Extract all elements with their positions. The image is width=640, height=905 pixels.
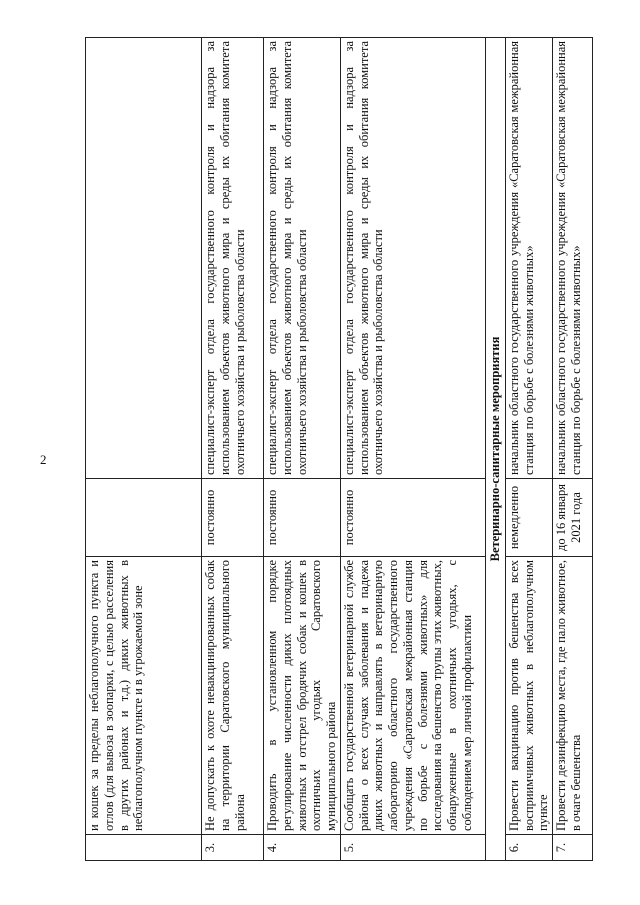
table-row <box>202 38 264 861</box>
row-number: 5. <box>340 835 485 861</box>
table-row <box>505 38 552 861</box>
table-row <box>264 38 341 861</box>
measure-text: Провести вакцинацию против бешенства всех восприимчивых животных в неблагополучном пункте <box>505 557 552 835</box>
responsible-text: специалист-эксперт отдела государственного контроля и надзора за использованием объектов животного мира и среды их обитания комитета охотничьего хозяйства и рыболовства области <box>202 38 264 479</box>
row-number: 4. <box>264 835 341 861</box>
responsible-text: начальник областного государственного учреждения «Саратовская межрайонная станция по борьбе с болезнями животных» <box>553 38 593 479</box>
page-number: 2 <box>40 452 47 467</box>
table-row <box>553 38 593 861</box>
row-number: 7. <box>553 835 593 861</box>
term-text: постоянно <box>264 479 341 557</box>
term-text: до 16 января 2021 года <box>553 479 593 557</box>
measure-text: Проводить в установленном порядке регулирование численности диких плотоядных животных и отстрел бродячих собак и кошек в охотничьих угодьях Саратовского муниципального района <box>264 557 341 835</box>
responsible-text: специалист-эксперт отдела государственного контроля и надзора за использованием объектов животного мира и среды их обитания комитета охотничьего хозяйства и рыболовства области <box>340 38 485 479</box>
row-number: 6. <box>505 835 552 861</box>
row-number: 3. <box>202 835 264 861</box>
table-row <box>340 38 485 861</box>
measure-text: и кошек за пределы неблагополучного пункта и отлов (для вывоза в зоопарки, с целью расселения в других районах и т.д.) диких животных в неблагополучном пункте и в угрожаемой зоне <box>86 557 202 835</box>
term-text: постоянно <box>202 479 264 557</box>
row-number <box>86 835 202 861</box>
term-text: постоянно <box>340 479 485 557</box>
term-text <box>86 479 202 557</box>
measure-text: Не допускать к охоте невакцинированных собак на территории Саратовского муниципального района <box>202 557 264 835</box>
section-header-row <box>485 38 505 861</box>
measures-table <box>85 37 593 861</box>
responsible-text: начальник областного государственного учреждения «Саратовская межрайонная станция по борьбе с болезнями животных» <box>505 38 552 479</box>
measure-text: Провести дезинфекцию места, где пало животное, в очаге бешенства <box>553 557 593 835</box>
rotated-table-page <box>85 38 581 861</box>
term-text: немедленно <box>505 479 552 557</box>
responsible-text <box>86 38 202 479</box>
table-row <box>86 38 202 861</box>
measure-text: Сообщать государственной ветеринарной службе района о всех случаях заболевания и падежа диких животных и направлять в ветеринарную лабораторию областного государственного учреждения «Саратовская межрайонная станция по борьбе с болезнями животных» для исследования на бешенство трупы этих животных, обнаруженные в охотничьих угодьях, с соблюдением мер личной профилактики <box>340 557 485 835</box>
section-title: Ветеринарно-санитарные мероприятия <box>485 38 505 861</box>
responsible-text: специалист-эксперт отдела государственного контроля и надзора за использованием объектов животного мира и среды их обитания комитета охотничьего хозяйства и рыболовства области <box>264 38 341 479</box>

Условия задания
Оформите строки всех записей выше в виде нумерованного списка, пропустив пустые строки. Изображения в ответ не включайте.

Письменный ответ
1. Extract all elements with their positions. The image is width=640, height=905 pixels.
2. table-row <box>202 38 264 861</box>
3. row-number: 5. <box>340 835 485 861</box>
4. table-row <box>505 38 552 861</box>
5. table-row <box>264 38 341 861</box>
6. measure-text: Провести вакцинацию против бешенства всех восприимчивых животных в неблагополучном пункте <box>505 557 552 835</box>
7. responsible-text: специалист-эксперт отдела государственного контроля и надзора за использованием объектов животного мира и среды их обитания комитета охотничьего хозяйства и рыболовства области <box>202 38 264 479</box>
8. row-number: 4. <box>264 835 341 861</box>
9. responsible-text: начальник областного государственного учреждения «Саратовская межрайонная станция по борьбе с болезнями животных» <box>553 38 593 479</box>
10. page-number: 2 <box>40 452 47 467</box>
11. table-row <box>553 38 593 861</box>
12. row-number: 7. <box>553 835 593 861</box>
13. term-text: постоянно <box>264 479 341 557</box>
14. term-text: до 16 января 2021 года <box>553 479 593 557</box>
15. measure-text: Проводить в установленном порядке регулирование численности диких плотоядных животных и отстрел бродячих собак и кошек в охотничьих угодьях Саратовского муниципального района <box>264 557 341 835</box>
16. responsible-text: специалист-эксперт отдела государственного контроля и надзора за использованием объектов животного мира и среды их обитания комитета охотничьего хозяйства и рыболовства области <box>340 38 485 479</box>
17. row-number: 6. <box>505 835 552 861</box>
18. row-number: 3. <box>202 835 264 861</box>
19. table-row <box>340 38 485 861</box>
20. measure-text: и кошек за пределы неблагополучного пункта и отлов (для вывоза в зоопарки, с целью расселения в других районах и т.д.) диких животных в неблагополучном пункте и в угрожаемой зоне <box>86 557 202 835</box>
21. term-text: постоянно <box>202 479 264 557</box>
22. row-number <box>86 835 202 861</box>
23. term-text: постоянно <box>340 479 485 557</box>
24. term-text <box>86 479 202 557</box>
25. measure-text: Не допускать к охоте невакцинированных собак на территории Саратовского муниципального района <box>202 557 264 835</box>
26. section-header-row <box>485 38 505 861</box>
27. measures-table <box>85 37 593 861</box>
28. responsible-text: начальник областного государственного учреждения «Саратовская межрайонная станция по борьбе с болезнями животных» <box>505 38 552 479</box>
29. measure-text: Провести дезинфекцию места, где пало животное, в очаге бешенства <box>553 557 593 835</box>
30. rotated-table-page <box>85 38 581 861</box>
31. term-text: немедленно <box>505 479 552 557</box>
32. responsible-text <box>86 38 202 479</box>
33. table-row <box>86 38 202 861</box>
34. measure-text: Сообщать государственной ветеринарной службе района о всех случаях заболевания и падежа диких животных и направлять в ветеринарную лабораторию областного государственного учреждения «Саратовская межрайонная станция по борьбе с болезнями животных» для исследования на бешенство трупы этих животных, обнаруженные в охотничьих угодьях, с соблюдением мер личной профилактики <box>340 557 485 835</box>
35. section-title: Ветеринарно-санитарные мероприятия <box>485 38 505 861</box>
36. responsible-text: специалист-эксперт отдела государственного контроля и надзора за использованием объектов животного мира и среды их обитания комитета охотничьего хозяйства и рыболовства области <box>264 38 341 479</box>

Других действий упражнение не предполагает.